Narin today told me: “The fake stars don’t work. It’s useless without people knowing what the real show is about!”

But Mark Dean Quinn is sticking to his figurative guns and actual stars.

Meanwhile, the increasingly prestigious Grouchy Club shows chaired by feared comedy critic Kate Copstick and my loveable self continue. Today on Twitter, someone calling themselves TheAntiCrit Tweeted:

5 STARS The Grouchy Club – After the usual dodgy 1 STAR start, legendary fest talkfest is firing on all cylinders.

Today, the conversation in this alleged comedy chat show turned to the upcoming one-off Malcolm Hardee show (in which I am not involved) staged by former squatters on his Wibbley Wobbley boat, the rapist tendencies of the Kenyan police and an adopted lady in the audience who was meeting her birth mother for only the second time (mum is staging a Fringe show), who had had a brain operation recently and had gone blind in one eye while losing peripheral vision in the other. All human life is, indeed, mulled-over at The Grouchy Club.

Rowdy Peter Michael Marino rousing just part of his audience

I stayed on in the Lounge of the Counting House to see the lovely Peter Michael Marino’s show titled Show Up which was full-to-overflowing and which, much like The Grouchy Club, happily varies in content from day-to-day because it is highly audience-based.

Michael is American and, in their quaint Colonial lingo, a ‘hyphenate’ – a stage performer-producer-director force of Nature who can (again in their quaint Colonial tongue) ‘own’ a room. Wonderful audience control and charisma. He is occasionally called ‘Blackout Pete’ because he was conceived during an electrical blackout in New York.

Possibly too much information.

The most interesting part of the show for me, though, was when performer Jane Hill, who was in the packed audience, revealed that she used to “make tampons”. I could have asked her for more details after the show but decided that some things are better left to the imagination. In this case, the vision of her knitting tampons in an armchair in her quaintly thatched home as part of some little-known cottage industry.

My next trip was to the small wooden garden shed next to Bob Slayer’s Blundabus where Michael Brunström had promised an unadvertised one-off event of an undefined – and, as it turned out, indefinable – type.

Michael Brunström in fetching fruity shorts

Unusually, he did not turn up in a lady’s dress or Greek toga but in some very fetching white shorts with a pineapple motif.

The shed had a notice on it which was, loosely, also the show’s title and format – UP TO YOU.

* [What you are asked to do] In the passage on the comedy shows, why is Peter Michael Marino sometimes called "Blackout Pete"? Please answer in one sentence. The material that follows is separate from the passage above.

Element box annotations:
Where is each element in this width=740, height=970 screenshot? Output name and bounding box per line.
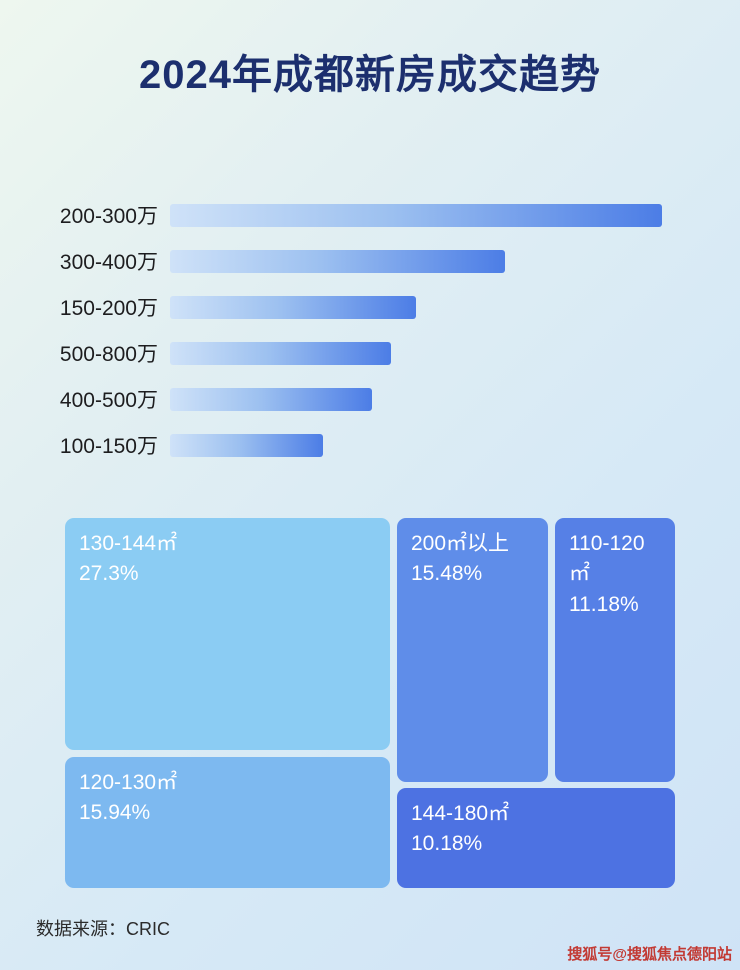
treemap-block-label: 144-180㎡ [411, 802, 510, 825]
treemap-block-label: 200㎡以上 [411, 532, 510, 555]
bar-track [170, 433, 662, 457]
bar-category-label: 300-400万 [59, 251, 158, 274]
bar-fill [170, 433, 323, 457]
bar-fill [170, 341, 392, 365]
treemap-block-value: 15.94% [79, 801, 151, 825]
bar-category-label: 150-200万 [59, 297, 158, 320]
bar-row: 100-150万 [38, 422, 740, 468]
treemap-block-label: 130-144㎡ [79, 532, 178, 555]
treemap-block-120-130: 120-130㎡ 15.94% [65, 757, 390, 888]
data-source-note: 数据来源：CRIC [36, 919, 170, 939]
bar-category-label: 500-800万 [59, 343, 158, 366]
bar-track [170, 295, 662, 319]
bar-fill [170, 203, 662, 227]
bar-row: 400-500万 [38, 376, 740, 422]
page-title: 2024年成都新房成交趋势 [139, 53, 601, 97]
bar-row: 300-400万 [38, 238, 740, 284]
treemap-block-value: 10.18% [411, 832, 483, 856]
treemap-block-value: 15.48% [411, 562, 483, 586]
bar-track [170, 387, 662, 411]
bar-row: 500-800万 [38, 330, 740, 376]
bar-category-label: 400-500万 [59, 389, 158, 412]
treemap-block-130-144: 130-144㎡ 27.3% [65, 518, 390, 750]
treemap-block-144-180: 144-180㎡ 10.18% [397, 788, 675, 888]
bar-fill [170, 295, 416, 319]
bar-row: 150-200万 [38, 284, 740, 330]
treemap-block-200-up: 200㎡以上 15.48% [397, 518, 548, 782]
area-treemap: 130-144㎡ 27.3% 200㎡以上 15.48% 110-120㎡ 11… [65, 518, 675, 888]
treemap-block-label: 120-130㎡ [79, 771, 178, 794]
bar-fill [170, 249, 505, 273]
bar-category-label: 100-150万 [59, 435, 158, 458]
treemap-block-label: 110-120㎡ [569, 532, 645, 586]
bar-category-label: 200-300万 [59, 205, 158, 228]
treemap-block-value: 11.18% [569, 592, 639, 616]
watermark-text: 搜狐号@搜狐焦点德阳站 [567, 946, 732, 963]
bar-track [170, 203, 662, 227]
bar-track [170, 341, 662, 365]
bar-row: 200-300万 [38, 192, 740, 238]
bar-track [170, 249, 662, 273]
treemap-block-value: 27.3% [79, 562, 139, 586]
bar-fill [170, 387, 372, 411]
price-bar-chart: 200-300万 300-400万 150-200万 500-800万 400-… [0, 192, 740, 468]
treemap-block-110-120: 110-120㎡ 11.18% [555, 518, 675, 782]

* [Full solution] He was conceived during an electrical blackout in New York.